— begin —

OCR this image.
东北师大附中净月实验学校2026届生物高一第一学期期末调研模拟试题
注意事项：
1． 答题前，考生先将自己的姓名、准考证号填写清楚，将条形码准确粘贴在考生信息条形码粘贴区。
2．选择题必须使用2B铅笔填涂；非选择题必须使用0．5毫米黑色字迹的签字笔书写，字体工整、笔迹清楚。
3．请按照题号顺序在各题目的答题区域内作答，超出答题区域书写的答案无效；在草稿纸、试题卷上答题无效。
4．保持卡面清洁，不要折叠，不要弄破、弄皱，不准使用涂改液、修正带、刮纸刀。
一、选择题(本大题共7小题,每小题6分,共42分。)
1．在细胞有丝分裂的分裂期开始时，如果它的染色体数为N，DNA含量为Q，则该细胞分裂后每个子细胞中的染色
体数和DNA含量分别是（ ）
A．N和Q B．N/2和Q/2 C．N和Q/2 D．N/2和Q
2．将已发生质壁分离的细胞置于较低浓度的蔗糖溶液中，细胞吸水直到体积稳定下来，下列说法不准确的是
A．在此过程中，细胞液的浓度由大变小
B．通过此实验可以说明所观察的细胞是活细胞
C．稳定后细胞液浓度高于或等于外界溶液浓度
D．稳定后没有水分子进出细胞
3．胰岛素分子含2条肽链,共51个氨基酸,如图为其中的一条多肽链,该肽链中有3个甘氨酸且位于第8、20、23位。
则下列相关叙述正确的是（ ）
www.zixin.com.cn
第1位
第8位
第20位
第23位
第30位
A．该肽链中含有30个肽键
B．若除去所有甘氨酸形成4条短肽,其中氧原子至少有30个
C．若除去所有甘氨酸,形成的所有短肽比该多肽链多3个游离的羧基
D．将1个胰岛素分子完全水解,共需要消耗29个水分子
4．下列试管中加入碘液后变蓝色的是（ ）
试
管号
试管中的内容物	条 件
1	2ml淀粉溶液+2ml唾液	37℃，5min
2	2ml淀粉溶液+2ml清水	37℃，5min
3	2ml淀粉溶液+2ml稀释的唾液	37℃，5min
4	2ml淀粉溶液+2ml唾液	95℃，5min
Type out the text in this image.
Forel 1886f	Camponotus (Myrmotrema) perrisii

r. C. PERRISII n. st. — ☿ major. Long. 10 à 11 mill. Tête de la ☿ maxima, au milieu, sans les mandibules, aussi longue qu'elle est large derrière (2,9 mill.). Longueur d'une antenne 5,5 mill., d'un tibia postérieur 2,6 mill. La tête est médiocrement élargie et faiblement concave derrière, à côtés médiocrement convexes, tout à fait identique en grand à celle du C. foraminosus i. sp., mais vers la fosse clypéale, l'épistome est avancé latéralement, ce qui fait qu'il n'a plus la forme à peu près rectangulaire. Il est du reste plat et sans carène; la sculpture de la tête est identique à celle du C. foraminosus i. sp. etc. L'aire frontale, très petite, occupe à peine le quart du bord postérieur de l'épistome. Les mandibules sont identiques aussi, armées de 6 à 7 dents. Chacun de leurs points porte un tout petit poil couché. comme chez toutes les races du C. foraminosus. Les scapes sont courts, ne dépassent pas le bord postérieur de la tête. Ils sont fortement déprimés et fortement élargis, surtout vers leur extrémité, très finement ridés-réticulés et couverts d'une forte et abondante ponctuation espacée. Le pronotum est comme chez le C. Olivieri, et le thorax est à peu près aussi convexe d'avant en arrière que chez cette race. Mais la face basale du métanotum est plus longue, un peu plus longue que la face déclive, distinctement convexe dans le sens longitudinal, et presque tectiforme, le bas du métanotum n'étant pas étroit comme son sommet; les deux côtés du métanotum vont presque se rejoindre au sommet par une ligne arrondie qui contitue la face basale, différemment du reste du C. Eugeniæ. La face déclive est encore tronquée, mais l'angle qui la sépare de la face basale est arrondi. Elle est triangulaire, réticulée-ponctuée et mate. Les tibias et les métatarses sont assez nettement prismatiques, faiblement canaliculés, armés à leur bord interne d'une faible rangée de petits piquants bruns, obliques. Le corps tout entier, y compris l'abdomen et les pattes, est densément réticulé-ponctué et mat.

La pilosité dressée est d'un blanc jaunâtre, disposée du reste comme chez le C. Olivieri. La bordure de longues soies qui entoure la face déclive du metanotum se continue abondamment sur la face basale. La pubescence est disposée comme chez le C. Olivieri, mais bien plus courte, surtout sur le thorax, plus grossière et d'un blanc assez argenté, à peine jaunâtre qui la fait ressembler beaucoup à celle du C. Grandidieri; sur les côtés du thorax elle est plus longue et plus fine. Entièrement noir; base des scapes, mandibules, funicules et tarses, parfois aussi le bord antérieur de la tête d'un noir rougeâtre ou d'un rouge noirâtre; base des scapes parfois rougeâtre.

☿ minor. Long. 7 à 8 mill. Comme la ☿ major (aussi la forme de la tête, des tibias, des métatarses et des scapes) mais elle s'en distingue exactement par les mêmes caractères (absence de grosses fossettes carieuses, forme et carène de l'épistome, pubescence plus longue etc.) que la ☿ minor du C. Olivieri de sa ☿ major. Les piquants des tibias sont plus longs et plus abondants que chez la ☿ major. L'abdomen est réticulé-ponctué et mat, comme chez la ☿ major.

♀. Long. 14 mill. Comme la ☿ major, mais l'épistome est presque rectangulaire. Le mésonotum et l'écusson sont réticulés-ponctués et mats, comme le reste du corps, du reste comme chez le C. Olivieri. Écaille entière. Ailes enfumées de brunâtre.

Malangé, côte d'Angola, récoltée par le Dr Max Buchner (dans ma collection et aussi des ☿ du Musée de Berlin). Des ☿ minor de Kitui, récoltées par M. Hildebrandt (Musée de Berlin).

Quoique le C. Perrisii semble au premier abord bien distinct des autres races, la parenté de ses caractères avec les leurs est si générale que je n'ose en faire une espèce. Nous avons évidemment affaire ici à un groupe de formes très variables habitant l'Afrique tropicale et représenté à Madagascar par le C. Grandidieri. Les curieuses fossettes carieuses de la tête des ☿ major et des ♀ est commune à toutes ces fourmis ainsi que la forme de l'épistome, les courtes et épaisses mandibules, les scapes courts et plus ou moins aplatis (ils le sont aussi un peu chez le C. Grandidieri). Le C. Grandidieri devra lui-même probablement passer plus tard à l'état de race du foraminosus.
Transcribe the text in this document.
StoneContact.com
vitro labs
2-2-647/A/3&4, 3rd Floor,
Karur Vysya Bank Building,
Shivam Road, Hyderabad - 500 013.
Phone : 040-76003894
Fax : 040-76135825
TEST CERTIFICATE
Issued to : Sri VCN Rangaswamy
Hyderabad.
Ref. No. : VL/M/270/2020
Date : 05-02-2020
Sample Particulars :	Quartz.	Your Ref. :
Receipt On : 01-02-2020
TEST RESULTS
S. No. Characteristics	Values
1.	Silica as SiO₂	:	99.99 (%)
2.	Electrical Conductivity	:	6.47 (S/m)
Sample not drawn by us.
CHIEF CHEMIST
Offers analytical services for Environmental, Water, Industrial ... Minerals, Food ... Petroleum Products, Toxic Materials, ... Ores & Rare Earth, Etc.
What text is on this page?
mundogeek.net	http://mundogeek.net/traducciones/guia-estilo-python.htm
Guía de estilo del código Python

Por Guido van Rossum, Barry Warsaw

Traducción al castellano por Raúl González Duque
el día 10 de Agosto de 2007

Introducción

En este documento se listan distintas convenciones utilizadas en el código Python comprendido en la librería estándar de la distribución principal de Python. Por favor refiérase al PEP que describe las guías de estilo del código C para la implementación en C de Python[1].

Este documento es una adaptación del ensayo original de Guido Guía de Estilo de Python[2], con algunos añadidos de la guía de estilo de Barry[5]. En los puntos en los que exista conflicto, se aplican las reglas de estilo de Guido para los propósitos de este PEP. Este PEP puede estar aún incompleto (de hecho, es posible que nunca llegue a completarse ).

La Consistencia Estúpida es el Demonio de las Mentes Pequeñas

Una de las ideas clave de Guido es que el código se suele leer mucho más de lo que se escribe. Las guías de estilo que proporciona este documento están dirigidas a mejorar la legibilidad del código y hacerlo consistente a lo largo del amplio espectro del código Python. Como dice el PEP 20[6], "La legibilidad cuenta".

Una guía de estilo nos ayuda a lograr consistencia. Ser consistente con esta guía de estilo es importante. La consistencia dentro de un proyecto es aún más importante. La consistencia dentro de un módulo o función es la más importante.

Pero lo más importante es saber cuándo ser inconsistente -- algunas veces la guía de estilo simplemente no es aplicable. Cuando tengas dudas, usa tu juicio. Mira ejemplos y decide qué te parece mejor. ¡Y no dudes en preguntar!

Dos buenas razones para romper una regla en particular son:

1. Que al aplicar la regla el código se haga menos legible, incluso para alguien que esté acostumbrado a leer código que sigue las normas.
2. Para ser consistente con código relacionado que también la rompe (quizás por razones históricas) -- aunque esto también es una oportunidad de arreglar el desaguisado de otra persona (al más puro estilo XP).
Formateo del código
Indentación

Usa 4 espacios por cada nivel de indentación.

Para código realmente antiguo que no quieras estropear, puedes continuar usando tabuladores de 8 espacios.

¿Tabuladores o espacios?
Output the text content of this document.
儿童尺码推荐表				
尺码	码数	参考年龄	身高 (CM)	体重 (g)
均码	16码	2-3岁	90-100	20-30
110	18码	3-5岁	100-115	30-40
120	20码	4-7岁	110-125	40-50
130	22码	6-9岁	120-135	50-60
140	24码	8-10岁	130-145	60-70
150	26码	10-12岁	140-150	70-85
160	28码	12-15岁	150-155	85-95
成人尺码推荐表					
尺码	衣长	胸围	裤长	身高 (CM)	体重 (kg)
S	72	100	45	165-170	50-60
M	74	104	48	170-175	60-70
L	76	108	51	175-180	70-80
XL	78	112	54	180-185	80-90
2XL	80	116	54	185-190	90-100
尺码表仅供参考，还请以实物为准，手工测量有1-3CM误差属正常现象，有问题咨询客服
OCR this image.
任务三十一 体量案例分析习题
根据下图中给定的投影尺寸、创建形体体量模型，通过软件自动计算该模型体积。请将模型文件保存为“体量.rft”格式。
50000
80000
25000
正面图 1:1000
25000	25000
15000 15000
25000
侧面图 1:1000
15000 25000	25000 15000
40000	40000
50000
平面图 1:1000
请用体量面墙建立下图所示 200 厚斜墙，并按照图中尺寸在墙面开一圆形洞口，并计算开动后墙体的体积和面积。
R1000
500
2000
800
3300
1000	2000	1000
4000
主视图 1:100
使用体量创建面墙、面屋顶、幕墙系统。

— end —

» What you need to do
Where a line above contains the string "Sample", copy that line.

» Task result
Sample Particulars :	Quartz.	Your Ref. :
Sample not drawn by us.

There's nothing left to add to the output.